▶ _Problem to work on_
Reproduce all the lines below exactly and omit the images.

▶ _Dataset rows_
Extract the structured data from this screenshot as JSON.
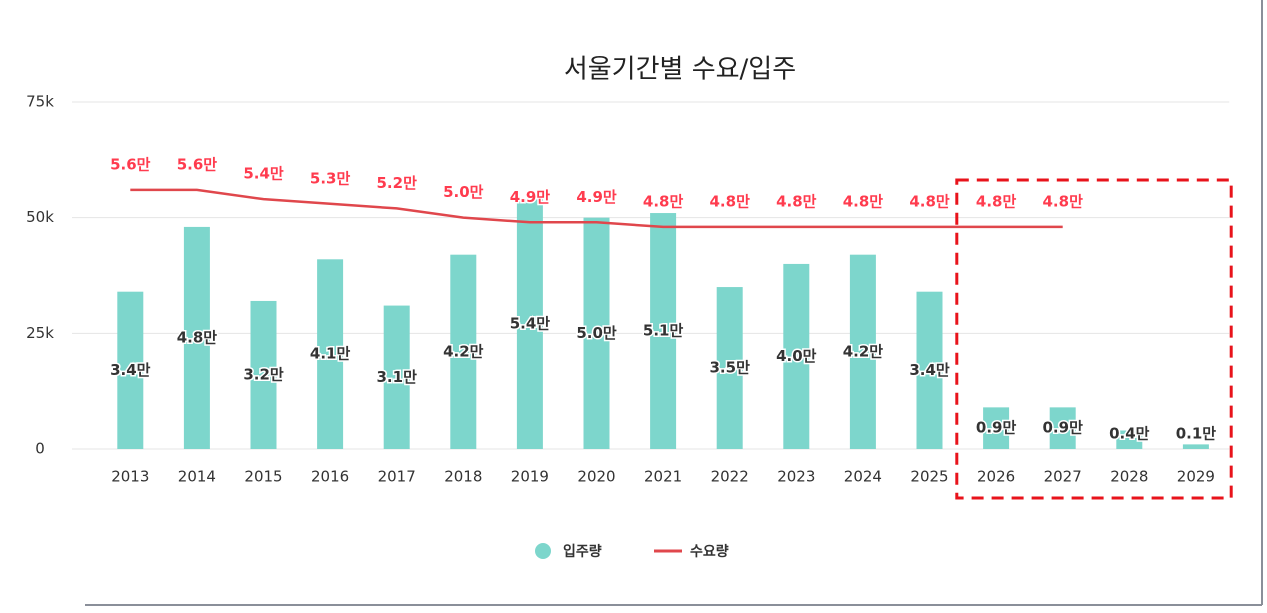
{
  "chart_data": {
    "type": "bar+line",
    "title": "서울기간별 수요/입주",
    "categories": [
      "2013",
      "2014",
      "2015",
      "2016",
      "2017",
      "2018",
      "2019",
      "2020",
      "2021",
      "2022",
      "2023",
      "2024",
      "2025",
      "2026",
      "2027",
      "2028",
      "2029"
    ],
    "series": [
      {
        "name": "입주량",
        "type": "bar",
        "color": "#7dd6cc",
        "values": [
          34000,
          48000,
          32000,
          41000,
          31000,
          42000,
          54000,
          50000,
          51000,
          35000,
          40000,
          42000,
          34000,
          9000,
          9000,
          4000,
          1000
        ],
        "value_labels": [
          "3.4만",
          "4.8만",
          "3.2만",
          "4.1만",
          "3.1만",
          "4.2만",
          "5.4만",
          "5.0만",
          "5.1만",
          "3.5만",
          "4.0만",
          "4.2만",
          "3.4만",
          "0.9만",
          "0.9만",
          "0.4만",
          "0.1만"
        ]
      },
      {
        "name": "수요량",
        "type": "line",
        "color": "#e0474c",
        "values": [
          56000,
          56000,
          54000,
          53000,
          52000,
          50000,
          49000,
          49000,
          48000,
          48000,
          48000,
          48000,
          48000,
          48000,
          48000,
          null,
          null
        ],
        "value_labels": [
          "5.6만",
          "5.6만",
          "5.4만",
          "5.3만",
          "5.2만",
          "5.0만",
          "4.9만",
          "4.9만",
          "4.8만",
          "4.8만",
          "4.8만",
          "4.8만",
          "4.8만",
          "4.8만",
          "4.8만",
          null,
          null
        ]
      }
    ],
    "ylim": [
      0,
      75000
    ],
    "yticks": [
      0,
      {
        "value": 25000,
        "label": "25k"
      },
      {
        "value": 50000,
        "label": "50k"
      },
      {
        "value": 75000,
        "label": "75k"
      }
    ],
    "grid": true,
    "legend": "bottom"
  }
}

▶ _Exercise response_
Extract the structured data from this screenshot as JSON.
{
  "chart_data": {
    "type": "bar+line",
    "title": "서울기간별 수요/입주",
    "categories": [
      "2013",
      "2014",
      "2015",
      "2016",
      "2017",
      "2018",
      "2019",
      "2020",
      "2021",
      "2022",
      "2023",
      "2024",
      "2025",
      "2026",
      "2027",
      "2028",
      "2029"
    ],
    "series": [
      {
        "name": "입주량",
        "type": "bar",
        "color": "#7dd6cc",
        "values": [
          34000,
          48000,
          32000,
          41000,
          31000,
          42000,
          54000,
          50000,
          51000,
          35000,
          40000,
          42000,
          34000,
          9000,
          9000,
          4000,
          1000
        ],
        "value_labels": [
          "3.4만",
          "4.8만",
          "3.2만",
          "4.1만",
          "3.1만",
          "4.2만",
          "5.4만",
          "5.0만",
          "5.1만",
          "3.5만",
          "4.0만",
          "4.2만",
          "3.4만",
          "0.9만",
          "0.9만",
          "0.4만",
          "0.1만"
        ]
      },
      {
        "name": "수요량",
        "type": "line",
        "color": "#e0474c",
        "values": [
          56000,
          56000,
          54000,
          53000,
          52000,
          50000,
          49000,
          49000,
          48000,
          48000,
          48000,
          48000,
          48000,
          48000,
          48000,
          null,
          null
        ],
        "value_labels": [
          "5.6만",
          "5.6만",
          "5.4만",
          "5.3만",
          "5.2만",
          "5.0만",
          "4.9만",
          "4.9만",
          "4.8만",
          "4.8만",
          "4.8만",
          "4.8만",
          "4.8만",
          "4.8만",
          "4.8만",
          null,
          null
        ]
      }
    ],
    "ylim": [
      0,
      75000
    ],
    "yticks": [
      0,
      {
        "value": 25000,
        "label": "25k"
      },
      {
        "value": 50000,
        "label": "50k"
      },
      {
        "value": 75000,
        "label": "75k"
      }
    ],
    "grid": true,
    "legend": "bottom"
  }
}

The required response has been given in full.